*Page text*.
━━━━━━━━━━━━━━━━━━━━━━━━━━━━━━
And then we can train it as follows,

In [15]:
#%gist gistname: trainer-nixtla-ydata.py
trainer = pl.Trainer(max_epochs=15,
                     progress_bar_refresh_rate=10, 
                     deterministic=True)

  f"Setting `Trainer(progress_bar_refresh_rate={progress_bar_refresh_rate})` is deprecated in v1.5 and"
GPU available: False, used: False
TPU available: False, using: 0 TPU cores
IPU available: False, using: 0 IPUs


In [16]:
#%gist gistname: fit-synth-model-nixtla-ydata.py
trainer.fit(model_synth, train_ts_loader_synth)

  rank_zero_warn("You defined a `validation_step` but have no `val_dataloader`. Skipping val loop.")

  | Name  | Type   | Params
---------------------------------
0 | model | _ESRNN | 44.2 K
---------------------------------
44.2 K    Trainable params
0         Non-trainable params
44.2 K    Total params
0.177     Total estimated model params size (MB)
  f"The dataloader, {name}, does not have many workers which may be a bottleneck."


Training: 0it [00:00, ?it/s]

#### Model trained with real data

To compare both solutions offer similar results, in this section we train the model with the original data. 

In [17]:
#%gist gistname: real-dataset-nixtla-ydata.py
train_ts_dataset = TimeSeriesDataset(Y_df=Y_df_train, S_df=S_df,
                                     input_size=4,
                                     output_size=group.horizon)

In [18]:
#%gist gistname: real-loader-nixtla-ydata.py
train_ts_loader = TimeSeriesLoader(dataset=train_ts_dataset,
                                   batch_size=16,
                                   shuffle=False)
━━━━━━━━━━━━━━━━━━━━━━━━━━━━━━
*Task instructions*.
(a) Based on the training notebook, decide whether each statement agrees with it, answering yes or no and quoting the deciding words: (i) the trainer is configured to run for 15 epochs; (ii) a GPU was used during training; (iii) the loader built for the original data shuffles its batches.
(b) Extend the training notebook by writing what comes next after its final code cell.
━━━━━━━━━━━━━━━━━━━━━━━━━━━━━━
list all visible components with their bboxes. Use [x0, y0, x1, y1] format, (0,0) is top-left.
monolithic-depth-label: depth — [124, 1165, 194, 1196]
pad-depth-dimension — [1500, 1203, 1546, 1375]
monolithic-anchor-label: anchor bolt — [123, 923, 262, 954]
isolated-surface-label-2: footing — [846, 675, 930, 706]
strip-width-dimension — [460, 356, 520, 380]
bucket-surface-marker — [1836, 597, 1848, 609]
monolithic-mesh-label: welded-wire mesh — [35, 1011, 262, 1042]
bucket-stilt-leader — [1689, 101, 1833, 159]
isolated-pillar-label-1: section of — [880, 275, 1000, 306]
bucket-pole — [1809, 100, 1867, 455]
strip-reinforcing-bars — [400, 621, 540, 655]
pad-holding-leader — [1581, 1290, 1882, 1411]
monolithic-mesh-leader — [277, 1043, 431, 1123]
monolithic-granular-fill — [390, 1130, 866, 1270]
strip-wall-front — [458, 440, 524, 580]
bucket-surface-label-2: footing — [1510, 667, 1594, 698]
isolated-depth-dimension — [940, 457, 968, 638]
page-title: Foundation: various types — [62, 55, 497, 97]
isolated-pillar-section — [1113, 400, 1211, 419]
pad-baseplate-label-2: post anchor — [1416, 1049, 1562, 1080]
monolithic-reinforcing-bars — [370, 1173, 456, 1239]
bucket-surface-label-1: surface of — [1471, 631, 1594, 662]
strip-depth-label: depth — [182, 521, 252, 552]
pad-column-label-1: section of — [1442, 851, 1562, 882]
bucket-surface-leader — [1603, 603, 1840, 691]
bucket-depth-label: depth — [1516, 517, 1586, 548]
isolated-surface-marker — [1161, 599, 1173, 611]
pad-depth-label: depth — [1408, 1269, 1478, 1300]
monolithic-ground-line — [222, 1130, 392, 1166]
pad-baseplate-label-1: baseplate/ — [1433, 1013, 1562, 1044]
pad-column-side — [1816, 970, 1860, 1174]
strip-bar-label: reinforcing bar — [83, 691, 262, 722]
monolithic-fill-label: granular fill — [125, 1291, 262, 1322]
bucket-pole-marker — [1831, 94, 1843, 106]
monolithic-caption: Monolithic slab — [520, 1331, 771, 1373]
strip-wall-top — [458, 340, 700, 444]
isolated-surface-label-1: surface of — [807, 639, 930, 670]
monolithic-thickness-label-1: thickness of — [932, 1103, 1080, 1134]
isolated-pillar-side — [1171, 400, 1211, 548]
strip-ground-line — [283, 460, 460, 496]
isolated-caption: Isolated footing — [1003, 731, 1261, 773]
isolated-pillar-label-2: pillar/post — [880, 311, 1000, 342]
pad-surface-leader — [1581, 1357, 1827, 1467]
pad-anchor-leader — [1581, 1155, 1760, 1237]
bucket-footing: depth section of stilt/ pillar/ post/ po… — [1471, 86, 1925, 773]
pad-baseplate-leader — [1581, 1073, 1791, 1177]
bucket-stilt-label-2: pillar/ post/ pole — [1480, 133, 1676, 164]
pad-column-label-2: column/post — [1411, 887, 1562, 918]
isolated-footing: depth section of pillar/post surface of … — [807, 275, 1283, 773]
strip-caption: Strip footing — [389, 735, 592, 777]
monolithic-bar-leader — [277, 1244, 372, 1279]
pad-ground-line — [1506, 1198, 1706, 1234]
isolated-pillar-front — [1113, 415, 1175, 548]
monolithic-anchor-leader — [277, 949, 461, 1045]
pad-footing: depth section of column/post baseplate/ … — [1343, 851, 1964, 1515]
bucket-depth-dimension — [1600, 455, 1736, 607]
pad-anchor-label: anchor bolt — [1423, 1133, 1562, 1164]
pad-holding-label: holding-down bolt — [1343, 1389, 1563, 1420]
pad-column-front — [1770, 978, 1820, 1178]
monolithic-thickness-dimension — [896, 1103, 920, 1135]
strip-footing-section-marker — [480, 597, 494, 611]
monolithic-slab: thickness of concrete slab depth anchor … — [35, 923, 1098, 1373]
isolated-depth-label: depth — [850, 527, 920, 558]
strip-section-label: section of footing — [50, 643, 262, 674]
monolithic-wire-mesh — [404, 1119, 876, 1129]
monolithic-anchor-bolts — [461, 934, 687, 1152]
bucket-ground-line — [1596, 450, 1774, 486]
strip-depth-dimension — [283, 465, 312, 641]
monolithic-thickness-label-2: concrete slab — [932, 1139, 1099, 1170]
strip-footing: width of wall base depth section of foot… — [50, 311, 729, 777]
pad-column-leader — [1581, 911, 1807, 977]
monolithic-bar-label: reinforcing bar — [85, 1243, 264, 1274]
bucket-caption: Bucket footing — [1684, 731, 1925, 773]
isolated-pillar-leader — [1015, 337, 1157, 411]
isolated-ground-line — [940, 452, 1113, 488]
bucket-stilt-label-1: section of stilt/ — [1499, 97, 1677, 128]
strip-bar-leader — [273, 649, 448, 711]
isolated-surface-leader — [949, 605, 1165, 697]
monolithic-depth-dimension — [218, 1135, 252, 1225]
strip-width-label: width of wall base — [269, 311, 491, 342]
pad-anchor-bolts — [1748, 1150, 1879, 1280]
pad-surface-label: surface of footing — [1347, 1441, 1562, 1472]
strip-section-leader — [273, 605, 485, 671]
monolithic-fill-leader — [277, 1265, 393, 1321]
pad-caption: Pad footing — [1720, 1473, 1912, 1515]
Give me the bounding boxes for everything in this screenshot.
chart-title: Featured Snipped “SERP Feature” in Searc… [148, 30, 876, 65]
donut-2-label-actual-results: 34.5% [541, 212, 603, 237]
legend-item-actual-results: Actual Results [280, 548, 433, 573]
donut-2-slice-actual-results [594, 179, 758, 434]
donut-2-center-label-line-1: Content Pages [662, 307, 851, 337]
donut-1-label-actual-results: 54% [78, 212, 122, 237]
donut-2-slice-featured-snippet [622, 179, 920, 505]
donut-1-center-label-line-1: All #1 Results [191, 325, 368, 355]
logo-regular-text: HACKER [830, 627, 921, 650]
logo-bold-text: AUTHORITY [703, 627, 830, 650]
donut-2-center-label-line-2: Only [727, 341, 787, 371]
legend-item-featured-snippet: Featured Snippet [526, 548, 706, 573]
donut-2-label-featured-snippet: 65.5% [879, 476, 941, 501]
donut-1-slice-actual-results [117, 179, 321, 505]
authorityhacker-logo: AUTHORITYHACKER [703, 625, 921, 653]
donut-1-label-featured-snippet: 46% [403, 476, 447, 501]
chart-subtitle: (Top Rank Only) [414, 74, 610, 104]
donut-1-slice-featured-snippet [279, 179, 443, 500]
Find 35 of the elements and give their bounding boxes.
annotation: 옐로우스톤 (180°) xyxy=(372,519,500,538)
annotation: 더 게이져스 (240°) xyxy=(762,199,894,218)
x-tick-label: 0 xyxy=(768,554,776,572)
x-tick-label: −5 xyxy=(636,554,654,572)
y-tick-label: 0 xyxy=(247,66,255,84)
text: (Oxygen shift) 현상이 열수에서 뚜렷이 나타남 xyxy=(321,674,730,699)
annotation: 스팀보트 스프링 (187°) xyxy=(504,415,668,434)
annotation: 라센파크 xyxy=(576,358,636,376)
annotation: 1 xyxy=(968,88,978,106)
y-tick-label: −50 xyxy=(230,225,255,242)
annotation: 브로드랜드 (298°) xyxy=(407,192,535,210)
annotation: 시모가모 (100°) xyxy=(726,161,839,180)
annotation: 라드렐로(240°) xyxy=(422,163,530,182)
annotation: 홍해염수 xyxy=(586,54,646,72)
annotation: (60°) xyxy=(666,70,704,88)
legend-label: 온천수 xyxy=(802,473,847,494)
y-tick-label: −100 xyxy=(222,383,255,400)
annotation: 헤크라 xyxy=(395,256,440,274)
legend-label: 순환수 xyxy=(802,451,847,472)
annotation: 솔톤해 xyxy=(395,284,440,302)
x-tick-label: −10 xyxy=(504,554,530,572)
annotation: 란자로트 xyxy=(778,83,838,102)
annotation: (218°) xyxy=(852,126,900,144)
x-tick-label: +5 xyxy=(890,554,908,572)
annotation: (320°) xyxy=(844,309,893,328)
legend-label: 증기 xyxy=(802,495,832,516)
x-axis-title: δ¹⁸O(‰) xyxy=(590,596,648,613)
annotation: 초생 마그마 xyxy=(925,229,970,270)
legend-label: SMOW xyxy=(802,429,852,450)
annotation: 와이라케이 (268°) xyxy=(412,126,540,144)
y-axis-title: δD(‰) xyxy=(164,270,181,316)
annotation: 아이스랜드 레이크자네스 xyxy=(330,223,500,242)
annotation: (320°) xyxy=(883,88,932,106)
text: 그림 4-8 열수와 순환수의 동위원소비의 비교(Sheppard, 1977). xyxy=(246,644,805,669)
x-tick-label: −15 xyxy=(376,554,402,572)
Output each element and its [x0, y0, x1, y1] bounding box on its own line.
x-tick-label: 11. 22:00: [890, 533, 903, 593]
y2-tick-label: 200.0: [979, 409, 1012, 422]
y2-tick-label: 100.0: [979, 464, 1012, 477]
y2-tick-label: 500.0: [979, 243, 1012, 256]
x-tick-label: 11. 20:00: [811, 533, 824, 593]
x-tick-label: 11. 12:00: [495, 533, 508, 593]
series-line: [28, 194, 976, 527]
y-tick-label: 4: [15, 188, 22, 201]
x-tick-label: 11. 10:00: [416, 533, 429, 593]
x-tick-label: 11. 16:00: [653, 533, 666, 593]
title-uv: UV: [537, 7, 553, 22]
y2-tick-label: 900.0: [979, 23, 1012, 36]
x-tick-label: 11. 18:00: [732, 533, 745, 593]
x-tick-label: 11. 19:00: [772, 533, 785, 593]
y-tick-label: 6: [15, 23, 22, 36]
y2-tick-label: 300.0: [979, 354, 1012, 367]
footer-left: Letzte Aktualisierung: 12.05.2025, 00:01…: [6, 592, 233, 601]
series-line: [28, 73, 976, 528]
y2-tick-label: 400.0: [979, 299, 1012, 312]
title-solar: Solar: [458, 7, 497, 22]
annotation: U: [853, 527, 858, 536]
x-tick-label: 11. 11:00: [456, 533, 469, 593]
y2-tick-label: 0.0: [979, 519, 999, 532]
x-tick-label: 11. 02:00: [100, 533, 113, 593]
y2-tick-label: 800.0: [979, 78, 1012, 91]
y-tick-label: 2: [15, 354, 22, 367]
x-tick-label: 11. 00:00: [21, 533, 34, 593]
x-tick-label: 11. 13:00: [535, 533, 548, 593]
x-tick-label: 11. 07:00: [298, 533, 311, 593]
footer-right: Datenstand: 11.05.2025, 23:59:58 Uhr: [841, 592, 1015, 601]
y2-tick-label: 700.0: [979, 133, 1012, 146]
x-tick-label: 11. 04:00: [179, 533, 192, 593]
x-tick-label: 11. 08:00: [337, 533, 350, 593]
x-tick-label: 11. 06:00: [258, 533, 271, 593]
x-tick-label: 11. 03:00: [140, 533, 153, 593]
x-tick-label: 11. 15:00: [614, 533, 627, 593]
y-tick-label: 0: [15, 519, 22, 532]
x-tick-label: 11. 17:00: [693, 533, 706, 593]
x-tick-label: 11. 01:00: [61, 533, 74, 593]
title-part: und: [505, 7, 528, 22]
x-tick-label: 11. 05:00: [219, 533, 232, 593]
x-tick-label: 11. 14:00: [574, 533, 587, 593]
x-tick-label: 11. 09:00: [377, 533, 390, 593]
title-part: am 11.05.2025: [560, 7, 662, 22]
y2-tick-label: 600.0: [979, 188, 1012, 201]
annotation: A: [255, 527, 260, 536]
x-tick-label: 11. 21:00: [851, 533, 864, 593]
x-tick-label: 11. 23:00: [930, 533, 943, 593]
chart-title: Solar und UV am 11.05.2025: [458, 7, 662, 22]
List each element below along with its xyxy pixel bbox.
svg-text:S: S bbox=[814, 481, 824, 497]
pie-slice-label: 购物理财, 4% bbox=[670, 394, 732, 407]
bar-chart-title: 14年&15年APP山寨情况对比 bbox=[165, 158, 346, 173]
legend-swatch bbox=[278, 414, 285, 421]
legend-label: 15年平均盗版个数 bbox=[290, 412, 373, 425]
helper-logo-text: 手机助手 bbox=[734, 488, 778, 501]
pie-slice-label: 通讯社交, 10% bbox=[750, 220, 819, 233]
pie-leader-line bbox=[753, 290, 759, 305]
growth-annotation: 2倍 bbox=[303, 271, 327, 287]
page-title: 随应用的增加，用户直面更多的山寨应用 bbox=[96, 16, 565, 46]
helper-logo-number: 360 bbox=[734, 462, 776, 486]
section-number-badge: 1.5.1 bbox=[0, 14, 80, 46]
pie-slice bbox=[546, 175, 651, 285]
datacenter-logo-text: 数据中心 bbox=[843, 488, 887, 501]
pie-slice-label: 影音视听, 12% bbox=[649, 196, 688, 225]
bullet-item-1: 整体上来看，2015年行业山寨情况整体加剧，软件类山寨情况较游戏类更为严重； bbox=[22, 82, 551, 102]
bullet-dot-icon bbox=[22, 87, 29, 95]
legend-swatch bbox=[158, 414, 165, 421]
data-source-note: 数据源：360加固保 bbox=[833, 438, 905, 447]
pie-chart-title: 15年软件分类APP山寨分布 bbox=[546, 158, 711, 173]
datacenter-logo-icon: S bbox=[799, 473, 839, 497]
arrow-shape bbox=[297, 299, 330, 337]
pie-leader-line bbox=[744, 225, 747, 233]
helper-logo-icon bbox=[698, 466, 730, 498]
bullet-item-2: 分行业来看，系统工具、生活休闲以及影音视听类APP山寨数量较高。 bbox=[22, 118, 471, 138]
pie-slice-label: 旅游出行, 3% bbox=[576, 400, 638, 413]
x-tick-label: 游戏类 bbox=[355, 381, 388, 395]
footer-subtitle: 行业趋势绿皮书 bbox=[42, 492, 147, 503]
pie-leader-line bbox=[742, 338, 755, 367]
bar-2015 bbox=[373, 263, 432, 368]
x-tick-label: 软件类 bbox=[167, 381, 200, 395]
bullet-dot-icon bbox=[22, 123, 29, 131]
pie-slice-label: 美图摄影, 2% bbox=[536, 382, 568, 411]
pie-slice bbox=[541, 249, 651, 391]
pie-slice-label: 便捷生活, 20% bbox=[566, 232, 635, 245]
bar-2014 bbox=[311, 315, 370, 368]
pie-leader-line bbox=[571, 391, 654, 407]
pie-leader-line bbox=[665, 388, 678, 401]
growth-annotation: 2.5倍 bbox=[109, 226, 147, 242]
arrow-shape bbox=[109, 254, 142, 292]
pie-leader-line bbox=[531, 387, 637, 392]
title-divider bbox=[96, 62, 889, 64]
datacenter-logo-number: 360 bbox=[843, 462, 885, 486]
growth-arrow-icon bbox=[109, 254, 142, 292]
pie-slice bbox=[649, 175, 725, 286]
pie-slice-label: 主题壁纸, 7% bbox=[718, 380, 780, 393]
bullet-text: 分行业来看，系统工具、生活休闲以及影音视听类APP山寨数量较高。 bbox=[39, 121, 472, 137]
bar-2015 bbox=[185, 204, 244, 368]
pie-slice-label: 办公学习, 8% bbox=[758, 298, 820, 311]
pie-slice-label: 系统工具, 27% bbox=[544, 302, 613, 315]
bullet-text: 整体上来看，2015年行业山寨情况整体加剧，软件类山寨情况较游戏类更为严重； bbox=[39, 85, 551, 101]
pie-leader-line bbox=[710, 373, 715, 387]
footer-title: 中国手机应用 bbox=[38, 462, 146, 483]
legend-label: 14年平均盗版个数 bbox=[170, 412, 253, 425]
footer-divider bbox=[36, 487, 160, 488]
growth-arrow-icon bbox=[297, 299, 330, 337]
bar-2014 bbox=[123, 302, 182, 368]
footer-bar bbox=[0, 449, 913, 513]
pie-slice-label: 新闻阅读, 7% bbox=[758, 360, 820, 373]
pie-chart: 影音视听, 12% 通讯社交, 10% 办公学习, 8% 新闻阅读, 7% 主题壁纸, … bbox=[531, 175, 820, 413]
━━━━━━━━━━━━━━━━━━━━━━━━━━━━━━
*Answers for the tasks*.
(a) (i) Yes: "max_epochs=15". (ii) No: "GPU available: False, used: False". (iii) No: "shuffle=False".

(b)
In [19]:
#%gist gistname: real-model-nixtla-ydata.py
model = ESRNN(n_series=group.n_ts,
              n_x=0, n_s=1,
              sample_freq=1,
              input_size=4,
              output_size=group.horizon,
              learning_rate=0.0025,
              lr_scheduler_step_size=6,
              lr_decay=0.08,
              per_series_lr_multip=0.8,
              gradient_clipping_threshold=20,
              rnn_weight_decay=0,
              level_variability_penalty=50,
              testing_percentile=50,
              training_percentile=50,
              cell_type='GRU',
              state_hsize=30,
              dilations=[[1, 2], [2, 6]],
              add_nl_layer=True,
              loss='SMYL',
              val_loss='SMAPE',
              seasonality=[])

And then we can train it as follows,

In [20]:
#%gist gistname: fit-real-model-nixtla-ydata.py
trainer.fit(model, train_ts_loader)


  | Name  | Type   | Params
---------------------------------
0 | model | _ESRNN | 44.2 K
---------------------------------
44.2 K    Trainable params
0         Non-trainable params
44.2 K    Total params
0.177     Total estimated model params size (MB)
  rank_zero_warn(f"Checkpoint directory {dirpath} exists and is not empty.")


Training: 0it [00:00, ?it/s]

### Comparing forecasts

Finally, we use the original data to make forecasts for both models, `model_synth` trained with synthetic data and `model`, trained with the original data. First, we define the test dataset and loader.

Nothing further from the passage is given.